**REQUEST:**
Print all the entries verbatim.

— Start of EXCERPTED RECORDS —

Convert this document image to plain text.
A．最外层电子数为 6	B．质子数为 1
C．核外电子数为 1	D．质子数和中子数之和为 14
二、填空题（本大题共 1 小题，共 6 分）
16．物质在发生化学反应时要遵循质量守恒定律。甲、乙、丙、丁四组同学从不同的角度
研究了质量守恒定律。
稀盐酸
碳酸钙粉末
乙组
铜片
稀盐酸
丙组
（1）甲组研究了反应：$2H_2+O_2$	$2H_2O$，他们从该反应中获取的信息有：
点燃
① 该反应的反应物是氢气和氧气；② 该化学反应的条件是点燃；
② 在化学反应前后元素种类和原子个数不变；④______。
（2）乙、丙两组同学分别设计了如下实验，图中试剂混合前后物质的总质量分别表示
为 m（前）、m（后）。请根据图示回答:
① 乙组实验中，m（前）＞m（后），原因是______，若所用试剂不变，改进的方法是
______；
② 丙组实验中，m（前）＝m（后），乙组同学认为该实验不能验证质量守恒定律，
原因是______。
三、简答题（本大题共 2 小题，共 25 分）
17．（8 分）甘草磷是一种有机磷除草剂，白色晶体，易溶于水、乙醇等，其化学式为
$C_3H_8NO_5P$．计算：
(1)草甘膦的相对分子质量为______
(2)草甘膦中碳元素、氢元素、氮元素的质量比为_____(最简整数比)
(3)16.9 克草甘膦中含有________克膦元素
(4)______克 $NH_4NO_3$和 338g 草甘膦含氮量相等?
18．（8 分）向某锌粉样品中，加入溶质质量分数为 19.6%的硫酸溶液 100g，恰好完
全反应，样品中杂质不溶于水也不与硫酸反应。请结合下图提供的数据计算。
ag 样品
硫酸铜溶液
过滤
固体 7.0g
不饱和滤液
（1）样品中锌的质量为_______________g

— End of EXCERPTED RECORDS —

**FINISHED EXERCISE:**
Convert this document image to plain text.
A．最外层电子数为 6	B．质子数为 1
C．核外电子数为 1	D．质子数和中子数之和为 14
二、填空题（本大题共 1 小题，共 6 分）
16．物质在发生化学反应时要遵循质量守恒定律。甲、乙、丙、丁四组同学从不同的角度
研究了质量守恒定律。
稀盐酸
碳酸钙粉末
乙组
铜片
稀盐酸
丙组
（1）甲组研究了反应：$2H_2+O_2$	$2H_2O$，他们从该反应中获取的信息有：
点燃
① 该反应的反应物是氢气和氧气；② 该化学反应的条件是点燃；
② 在化学反应前后元素种类和原子个数不变；④______。
（2）乙、丙两组同学分别设计了如下实验，图中试剂混合前后物质的总质量分别表示
为 m（前）、m（后）。请根据图示回答:
① 乙组实验中，m（前）＞m（后），原因是______，若所用试剂不变，改进的方法是
______；
② 丙组实验中，m（前）＝m（后），乙组同学认为该实验不能验证质量守恒定律，
原因是______。
三、简答题（本大题共 2 小题，共 25 分）
17．（8 分）甘草磷是一种有机磷除草剂，白色晶体，易溶于水、乙醇等，其化学式为
$C_3H_8NO_5P$．计算：
(1)草甘膦的相对分子质量为______
(2)草甘膦中碳元素、氢元素、氮元素的质量比为_____(最简整数比)
(3)16.9 克草甘膦中含有________克膦元素
(4)______克 $NH_4NO_3$和 338g 草甘膦含氮量相等?
18．（8 分）向某锌粉样品中，加入溶质质量分数为 19.6%的硫酸溶液 100g，恰好完
全反应，样品中杂质不溶于水也不与硫酸反应。请结合下图提供的数据计算。
ag 样品
硫酸铜溶液
过滤
固体 7.0g
不饱和滤液
（1）样品中锌的质量为_______________g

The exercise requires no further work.